- RECORDS FOR THE EXERCISE:
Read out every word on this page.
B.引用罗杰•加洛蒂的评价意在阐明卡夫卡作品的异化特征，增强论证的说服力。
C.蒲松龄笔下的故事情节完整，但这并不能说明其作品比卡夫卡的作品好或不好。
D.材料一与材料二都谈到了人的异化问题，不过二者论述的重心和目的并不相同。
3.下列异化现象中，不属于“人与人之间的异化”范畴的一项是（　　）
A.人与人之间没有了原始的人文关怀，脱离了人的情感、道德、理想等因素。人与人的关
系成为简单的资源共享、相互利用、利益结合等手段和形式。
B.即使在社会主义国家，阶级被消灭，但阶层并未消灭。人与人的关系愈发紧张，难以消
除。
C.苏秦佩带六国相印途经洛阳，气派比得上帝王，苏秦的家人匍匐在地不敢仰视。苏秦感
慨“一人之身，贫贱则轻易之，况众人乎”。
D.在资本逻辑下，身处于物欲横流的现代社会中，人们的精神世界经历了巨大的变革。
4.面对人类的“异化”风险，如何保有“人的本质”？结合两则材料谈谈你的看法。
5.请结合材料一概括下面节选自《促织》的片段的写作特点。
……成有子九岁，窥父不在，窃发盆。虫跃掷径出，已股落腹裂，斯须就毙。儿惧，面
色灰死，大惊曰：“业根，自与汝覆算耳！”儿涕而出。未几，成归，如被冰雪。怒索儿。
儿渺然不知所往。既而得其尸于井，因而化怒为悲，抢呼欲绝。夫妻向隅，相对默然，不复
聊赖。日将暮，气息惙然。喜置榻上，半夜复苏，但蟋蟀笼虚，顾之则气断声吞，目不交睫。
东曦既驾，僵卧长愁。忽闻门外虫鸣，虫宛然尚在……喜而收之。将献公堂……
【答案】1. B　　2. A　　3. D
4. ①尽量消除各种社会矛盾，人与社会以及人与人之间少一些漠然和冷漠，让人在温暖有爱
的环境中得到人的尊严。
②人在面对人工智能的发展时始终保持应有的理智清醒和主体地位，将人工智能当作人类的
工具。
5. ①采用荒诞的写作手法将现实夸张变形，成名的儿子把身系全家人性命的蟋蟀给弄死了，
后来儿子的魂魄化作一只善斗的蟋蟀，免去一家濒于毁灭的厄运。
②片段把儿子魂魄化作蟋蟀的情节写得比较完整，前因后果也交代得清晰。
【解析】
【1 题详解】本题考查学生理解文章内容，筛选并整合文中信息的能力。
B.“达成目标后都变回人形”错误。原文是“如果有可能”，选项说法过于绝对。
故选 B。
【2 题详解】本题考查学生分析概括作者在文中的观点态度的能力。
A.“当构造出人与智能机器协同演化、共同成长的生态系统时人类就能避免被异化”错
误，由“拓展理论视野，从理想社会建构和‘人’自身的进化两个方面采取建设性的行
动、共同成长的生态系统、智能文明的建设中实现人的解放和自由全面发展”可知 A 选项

- OBJECTIVE: Reproduce each record exactly as it appears.

- RESULT OF THE EXERCISE:
Read out every word on this page.
B.引用罗杰•加洛蒂的评价意在阐明卡夫卡作品的异化特征，增强论证的说服力。
C.蒲松龄笔下的故事情节完整，但这并不能说明其作品比卡夫卡的作品好或不好。
D.材料一与材料二都谈到了人的异化问题，不过二者论述的重心和目的并不相同。
3.下列异化现象中，不属于“人与人之间的异化”范畴的一项是（　　）
A.人与人之间没有了原始的人文关怀，脱离了人的情感、道德、理想等因素。人与人的关
系成为简单的资源共享、相互利用、利益结合等手段和形式。
B.即使在社会主义国家，阶级被消灭，但阶层并未消灭。人与人的关系愈发紧张，难以消
除。
C.苏秦佩带六国相印途经洛阳，气派比得上帝王，苏秦的家人匍匐在地不敢仰视。苏秦感
慨“一人之身，贫贱则轻易之，况众人乎”。
D.在资本逻辑下，身处于物欲横流的现代社会中，人们的精神世界经历了巨大的变革。
4.面对人类的“异化”风险，如何保有“人的本质”？结合两则材料谈谈你的看法。
5.请结合材料一概括下面节选自《促织》的片段的写作特点。
……成有子九岁，窥父不在，窃发盆。虫跃掷径出，已股落腹裂，斯须就毙。儿惧，面
色灰死，大惊曰：“业根，自与汝覆算耳！”儿涕而出。未几，成归，如被冰雪。怒索儿。
儿渺然不知所往。既而得其尸于井，因而化怒为悲，抢呼欲绝。夫妻向隅，相对默然，不复
聊赖。日将暮，气息惙然。喜置榻上，半夜复苏，但蟋蟀笼虚，顾之则气断声吞，目不交睫。
东曦既驾，僵卧长愁。忽闻门外虫鸣，虫宛然尚在……喜而收之。将献公堂……
【答案】1. B　　2. A　　3. D
4. ①尽量消除各种社会矛盾，人与社会以及人与人之间少一些漠然和冷漠，让人在温暖有爱
的环境中得到人的尊严。
②人在面对人工智能的发展时始终保持应有的理智清醒和主体地位，将人工智能当作人类的
工具。
5. ①采用荒诞的写作手法将现实夸张变形，成名的儿子把身系全家人性命的蟋蟀给弄死了，
后来儿子的魂魄化作一只善斗的蟋蟀，免去一家濒于毁灭的厄运。
②片段把儿子魂魄化作蟋蟀的情节写得比较完整，前因后果也交代得清晰。
【解析】
【1 题详解】本题考查学生理解文章内容，筛选并整合文中信息的能力。
B.“达成目标后都变回人形”错误。原文是“如果有可能”，选项说法过于绝对。
故选 B。
【2 题详解】本题考查学生分析概括作者在文中的观点态度的能力。
A.“当构造出人与智能机器协同演化、共同成长的生态系统时人类就能避免被异化”错
误，由“拓展理论视野，从理想社会建构和‘人’自身的进化两个方面采取建设性的行
动、共同成长的生态系统、智能文明的建设中实现人的解放和自由全面发展”可知 A 选项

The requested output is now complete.